▶ [Exercise instructions] Transcribe all of the material exactly, except for its pictures.
────────────────────
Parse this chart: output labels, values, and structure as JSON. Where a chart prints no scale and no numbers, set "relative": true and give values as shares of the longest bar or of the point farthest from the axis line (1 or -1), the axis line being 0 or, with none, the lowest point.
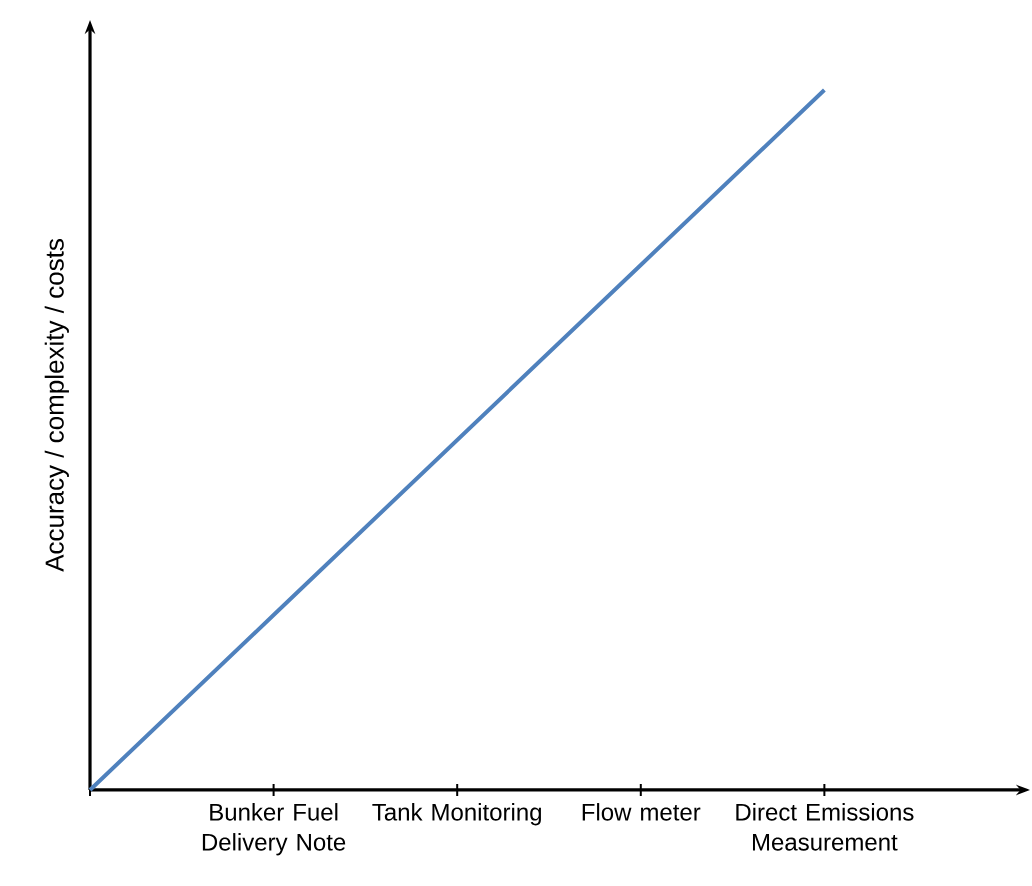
{
  "chart_data": {
    "type": "line",
    "ylabel": "Accuracy / complexity / costs",
    "relative": true,
    "categories": [
      null,
      "Bunker Fuel Delivery Note",
      "Tank Monitoring",
      "Flow meter",
      "Direct Emissions Measurement"
    ],
    "series": [
      {
        "color": "#4f81bd",
        "values": [
          0,
          0.25,
          0.5,
          0.75,
          1.0
        ]
      }
    ],
    "marker": "none",
    "line_style": "solid"
  }
}
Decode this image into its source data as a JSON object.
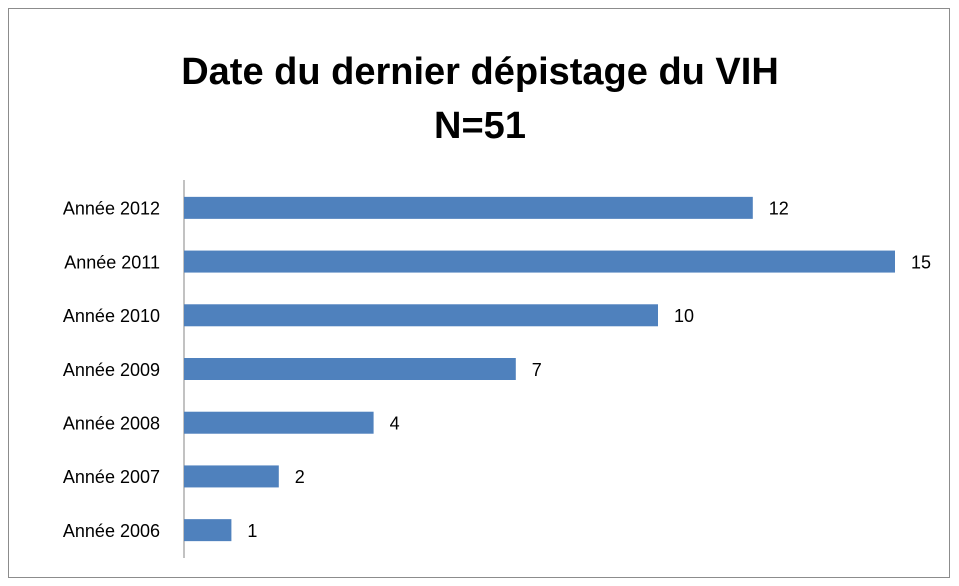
{
  "chart_data": {
    "type": "barh",
    "title": "Date du dernier dépistage du VIH",
    "subtitle": "N=51",
    "categories": [
      "Année 2012",
      "Année 2011",
      "Année 2010",
      "Année 2009",
      "Année 2008",
      "Année 2007",
      "Année 2006"
    ],
    "values": [
      12,
      15,
      10,
      7,
      4,
      2,
      1
    ],
    "color": "#4f81bd"
  }
}
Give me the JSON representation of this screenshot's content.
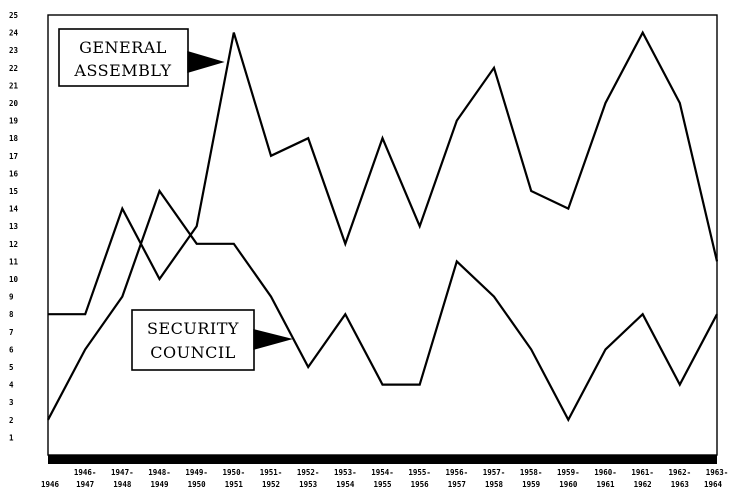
{
  "chart_data": {
    "type": "line",
    "categories": [
      "1946",
      "1946-1947",
      "1947-1948",
      "1948-1949",
      "1949-1950",
      "1950-1951",
      "1951-1952",
      "1952-1953",
      "1953-1954",
      "1954-1955",
      "1955-1956",
      "1956-1957",
      "1957-1958",
      "1958-1959",
      "1959-1960",
      "1960-1961",
      "1961-1962",
      "1962-1963",
      "1963-1964"
    ],
    "x_tick_labels": [
      {
        "top": "",
        "bottom": "1946"
      },
      {
        "top": "1946-",
        "bottom": "1947"
      },
      {
        "top": "1947-",
        "bottom": "1948"
      },
      {
        "top": "1948-",
        "bottom": "1949"
      },
      {
        "top": "1949-",
        "bottom": "1950"
      },
      {
        "top": "1950-",
        "bottom": "1951"
      },
      {
        "top": "1951-",
        "bottom": "1952"
      },
      {
        "top": "1952-",
        "bottom": "1953"
      },
      {
        "top": "1953-",
        "bottom": "1954"
      },
      {
        "top": "1954-",
        "bottom": "1955"
      },
      {
        "top": "1955-",
        "bottom": "1956"
      },
      {
        "top": "1956-",
        "bottom": "1957"
      },
      {
        "top": "1957-",
        "bottom": "1958"
      },
      {
        "top": "1958-",
        "bottom": "1959"
      },
      {
        "top": "1959-",
        "bottom": "1960"
      },
      {
        "top": "1960-",
        "bottom": "1961"
      },
      {
        "top": "1961-",
        "bottom": "1962"
      },
      {
        "top": "1962-",
        "bottom": "1963"
      },
      {
        "top": "1963-",
        "bottom": "1964"
      }
    ],
    "y_ticks": [
      1,
      2,
      3,
      4,
      5,
      6,
      7,
      8,
      9,
      10,
      11,
      12,
      13,
      14,
      15,
      16,
      17,
      18,
      19,
      20,
      21,
      22,
      23,
      24,
      25
    ],
    "ylim": [
      0,
      25
    ],
    "series": [
      {
        "name": "GENERAL ASSEMBLY",
        "label_lines": [
          "GENERAL",
          "ASSEMBLY"
        ],
        "values": [
          8,
          8,
          14,
          10,
          13,
          24,
          17,
          18,
          12,
          18,
          13,
          19,
          22,
          15,
          14,
          20,
          24,
          20,
          11
        ]
      },
      {
        "name": "SECURITY COUNCIL",
        "label_lines": [
          "SECURITY",
          "COUNCIL"
        ],
        "values": [
          2,
          6,
          9,
          15,
          12,
          12,
          9,
          5,
          8,
          4,
          4,
          11,
          9,
          6,
          2,
          6,
          8,
          4,
          8
        ]
      }
    ],
    "title": "",
    "xlabel": "",
    "ylabel": "",
    "grid": false,
    "legend": "callout labels inside plot",
    "line_color": "#000000"
  }
}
────────────────────
▶ [Completed task]
Parse this chart: output labels, values, and structure as JSON. Where a chart prints no scale and no numbers, set "relative": true and give values as shares of the longest bar or of the point farthest from the axis line (1 or -1), the axis line being 0 or, with none, the lowest point.
{
  "chart_data": {
    "type": "line",
    "ylabel": "Accuracy / complexity / costs",
    "relative": true,
    "categories": [
      null,
      "Bunker Fuel Delivery Note",
      "Tank Monitoring",
      "Flow meter",
      "Direct Emissions Measurement"
    ],
    "series": [
      {
        "color": "#4f81bd",
        "values": [
          0,
          0.25,
          0.5,
          0.75,
          1.0
        ]
      }
    ],
    "marker": "none",
    "line_style": "solid"
  }
}
Decode this image into its source data as a JSON object.
{
  "chart_data": {
    "type": "barh",
    "title": "Date du dernier dépistage du VIH",
    "subtitle": "N=51",
    "categories": [
      "Année 2012",
      "Année 2011",
      "Année 2010",
      "Année 2009",
      "Année 2008",
      "Année 2007",
      "Année 2006"
    ],
    "values": [
      12,
      15,
      10,
      7,
      4,
      2,
      1
    ],
    "color": "#4f81bd"
  }
}
Give me the JSON representation of this screenshot's content.
{
  "chart_data": {
    "type": "line",
    "categories": [
      "1946",
      "1946-1947",
      "1947-1948",
      "1948-1949",
      "1949-1950",
      "1950-1951",
      "1951-1952",
      "1952-1953",
      "1953-1954",
      "1954-1955",
      "1955-1956",
      "1956-1957",
      "1957-1958",
      "1958-1959",
      "1959-1960",
      "1960-1961",
      "1961-1962",
      "1962-1963",
      "1963-1964"
    ],
    "x_tick_labels": [
      {
        "top": "",
        "bottom": "1946"
      },
      {
        "top": "1946-",
        "bottom": "1947"
      },
      {
        "top": "1947-",
        "bottom": "1948"
      },
      {
        "top": "1948-",
        "bottom": "1949"
      },
      {
        "top": "1949-",
        "bottom": "1950"
      },
      {
        "top": "1950-",
        "bottom": "1951"
      },
      {
        "top": "1951-",
        "bottom": "1952"
      },
      {
        "top": "1952-",
        "bottom": "1953"
      },
      {
        "top": "1953-",
        "bottom": "1954"
      },
      {
        "top": "1954-",
        "bottom": "1955"
      },
      {
        "top": "1955-",
        "bottom": "1956"
      },
      {
        "top": "1956-",
        "bottom": "1957"
      },
      {
        "top": "1957-",
        "bottom": "1958"
      },
      {
        "top": "1958-",
        "bottom": "1959"
      },
      {
        "top": "1959-",
        "bottom": "1960"
      },
      {
        "top": "1960-",
        "bottom": "1961"
      },
      {
        "top": "1961-",
        "bottom": "1962"
      },
      {
        "top": "1962-",
        "bottom": "1963"
      },
      {
        "top": "1963-",
        "bottom": "1964"
      }
    ],
    "y_ticks": [
      1,
      2,
      3,
      4,
      5,
      6,
      7,
      8,
      9,
      10,
      11,
      12,
      13,
      14,
      15,
      16,
      17,
      18,
      19,
      20,
      21,
      22,
      23,
      24,
      25
    ],
    "ylim": [
      0,
      25
    ],
    "series": [
      {
        "name": "GENERAL ASSEMBLY",
        "label_lines": [
          "GENERAL",
          "ASSEMBLY"
        ],
        "values": [
          8,
          8,
          14,
          10,
          13,
          24,
          17,
          18,
          12,
          18,
          13,
          19,
          22,
          15,
          14,
          20,
          24,
          20,
          11
        ]
      },
      {
        "name": "SECURITY COUNCIL",
        "label_lines": [
          "SECURITY",
          "COUNCIL"
        ],
        "values": [
          2,
          6,
          9,
          15,
          12,
          12,
          9,
          5,
          8,
          4,
          4,
          11,
          9,
          6,
          2,
          6,
          8,
          4,
          8
        ]
      }
    ],
    "title": "",
    "xlabel": "",
    "ylabel": "",
    "grid": false,
    "legend": "callout labels inside plot",
    "line_color": "#000000"
  }
}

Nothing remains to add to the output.